- Written problem
Leave the pictures out and print every record below exactly as it stands.

Extracted data entries:
==============================
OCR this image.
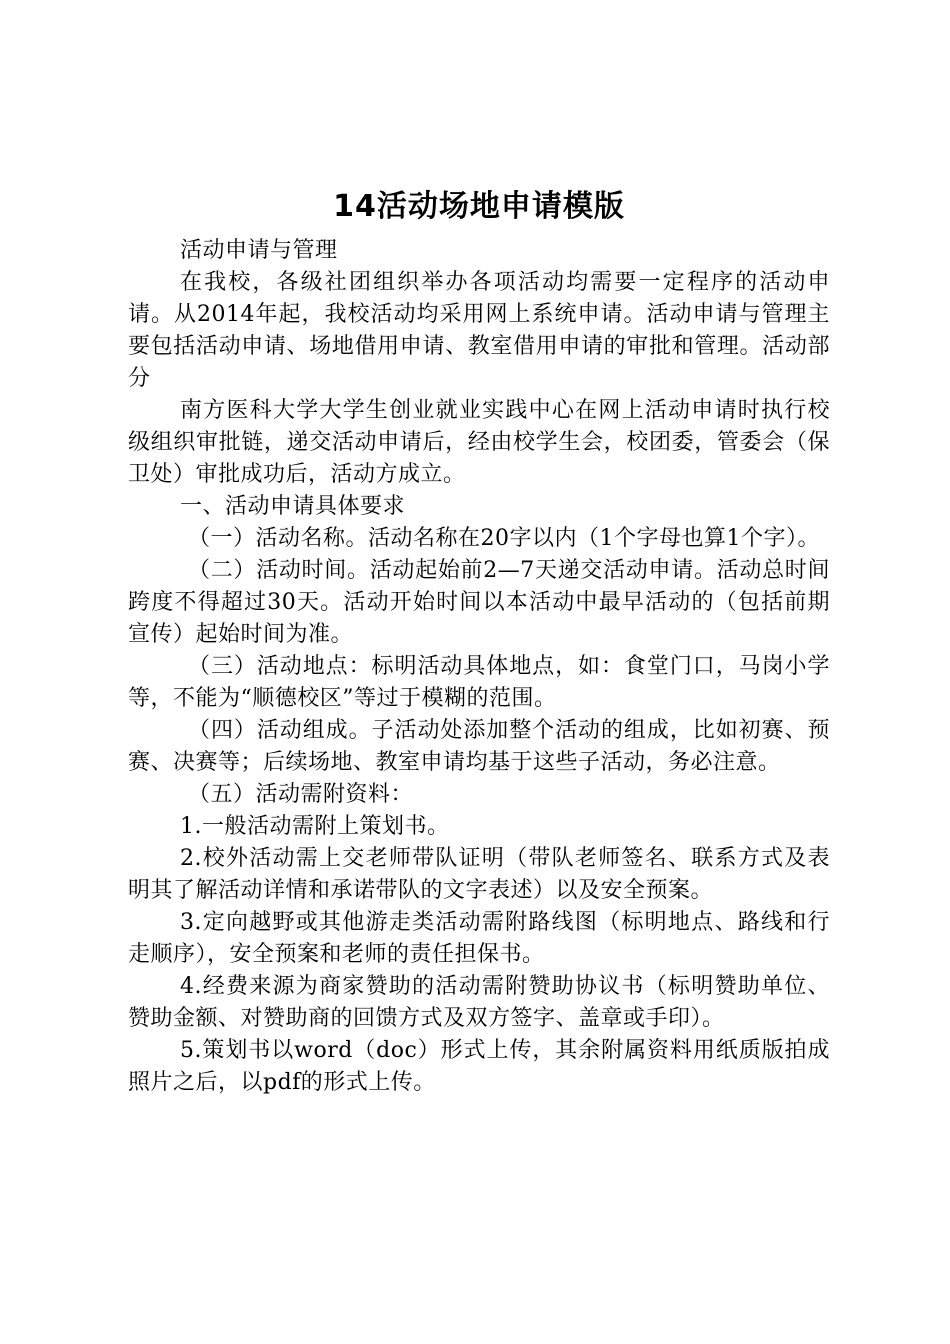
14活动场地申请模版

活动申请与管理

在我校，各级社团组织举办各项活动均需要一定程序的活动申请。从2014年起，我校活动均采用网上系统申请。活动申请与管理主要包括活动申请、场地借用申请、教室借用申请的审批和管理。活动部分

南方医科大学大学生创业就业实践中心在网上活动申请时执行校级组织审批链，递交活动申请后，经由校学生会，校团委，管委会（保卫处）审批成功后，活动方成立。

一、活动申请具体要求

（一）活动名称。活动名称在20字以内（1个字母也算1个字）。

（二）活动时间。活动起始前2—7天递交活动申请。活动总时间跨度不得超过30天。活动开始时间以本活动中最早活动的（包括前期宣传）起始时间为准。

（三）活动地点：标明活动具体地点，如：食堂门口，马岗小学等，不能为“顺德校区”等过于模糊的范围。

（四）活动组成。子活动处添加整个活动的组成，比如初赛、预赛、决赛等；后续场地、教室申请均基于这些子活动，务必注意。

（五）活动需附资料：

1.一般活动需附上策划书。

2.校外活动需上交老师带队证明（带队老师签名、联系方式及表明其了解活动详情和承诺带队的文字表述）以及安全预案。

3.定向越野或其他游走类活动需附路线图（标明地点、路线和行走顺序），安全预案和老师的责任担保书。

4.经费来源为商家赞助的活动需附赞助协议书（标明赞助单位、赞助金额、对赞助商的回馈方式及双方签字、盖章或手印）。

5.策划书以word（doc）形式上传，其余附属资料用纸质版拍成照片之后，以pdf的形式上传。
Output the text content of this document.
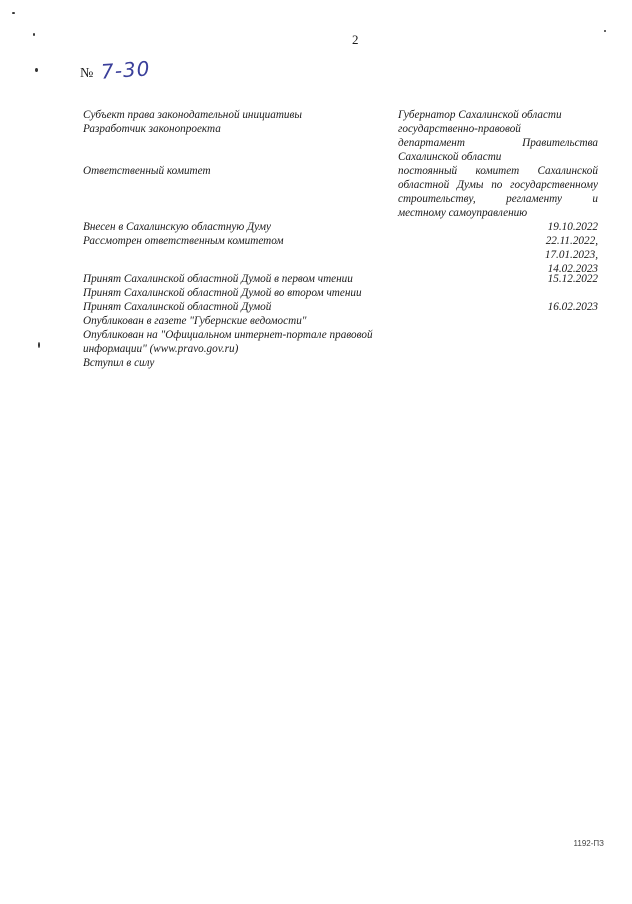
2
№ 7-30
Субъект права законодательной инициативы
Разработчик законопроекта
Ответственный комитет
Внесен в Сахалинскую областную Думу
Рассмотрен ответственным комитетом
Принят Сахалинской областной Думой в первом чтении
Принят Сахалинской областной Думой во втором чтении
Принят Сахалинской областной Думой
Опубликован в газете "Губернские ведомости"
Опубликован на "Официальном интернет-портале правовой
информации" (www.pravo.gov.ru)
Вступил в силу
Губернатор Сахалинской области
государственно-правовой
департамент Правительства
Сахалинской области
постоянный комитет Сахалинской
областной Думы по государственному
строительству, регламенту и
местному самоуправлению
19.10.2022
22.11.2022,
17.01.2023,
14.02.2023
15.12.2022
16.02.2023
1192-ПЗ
==============================
- Exercise result
OCR this image.
14活动场地申请模版

活动申请与管理

在我校，各级社团组织举办各项活动均需要一定程序的活动申请。从2014年起，我校活动均采用网上系统申请。活动申请与管理主要包括活动申请、场地借用申请、教室借用申请的审批和管理。活动部分

南方医科大学大学生创业就业实践中心在网上活动申请时执行校级组织审批链，递交活动申请后，经由校学生会，校团委，管委会（保卫处）审批成功后，活动方成立。

一、活动申请具体要求

（一）活动名称。活动名称在20字以内（1个字母也算1个字）。

（二）活动时间。活动起始前2—7天递交活动申请。活动总时间跨度不得超过30天。活动开始时间以本活动中最早活动的（包括前期宣传）起始时间为准。

（三）活动地点：标明活动具体地点，如：食堂门口，马岗小学等，不能为“顺德校区”等过于模糊的范围。

（四）活动组成。子活动处添加整个活动的组成，比如初赛、预赛、决赛等；后续场地、教室申请均基于这些子活动，务必注意。

（五）活动需附资料：

1.一般活动需附上策划书。

2.校外活动需上交老师带队证明（带队老师签名、联系方式及表明其了解活动详情和承诺带队的文字表述）以及安全预案。

3.定向越野或其他游走类活动需附路线图（标明地点、路线和行走顺序），安全预案和老师的责任担保书。

4.经费来源为商家赞助的活动需附赞助协议书（标明赞助单位、赞助金额、对赞助商的回馈方式及双方签字、盖章或手印）。

5.策划书以word（doc）形式上传，其余附属资料用纸质版拍成照片之后，以pdf的形式上传。
Output the text content of this document.
2
№ 7-30
Субъект права законодательной инициативы
Разработчик законопроекта
Ответственный комитет
Внесен в Сахалинскую областную Думу
Рассмотрен ответственным комитетом
Принят Сахалинской областной Думой в первом чтении
Принят Сахалинской областной Думой во втором чтении
Принят Сахалинской областной Думой
Опубликован в газете "Губернские ведомости"
Опубликован на "Официальном интернет-портале правовой
информации" (www.pravo.gov.ru)
Вступил в силу
Губернатор Сахалинской области
государственно-правовой
департамент Правительства
Сахалинской области
постоянный комитет Сахалинской
областной Думы по государственному
строительству, регламенту и
местному самоуправлению
19.10.2022
22.11.2022,
17.01.2023,
14.02.2023
15.12.2022
16.02.2023
1192-ПЗ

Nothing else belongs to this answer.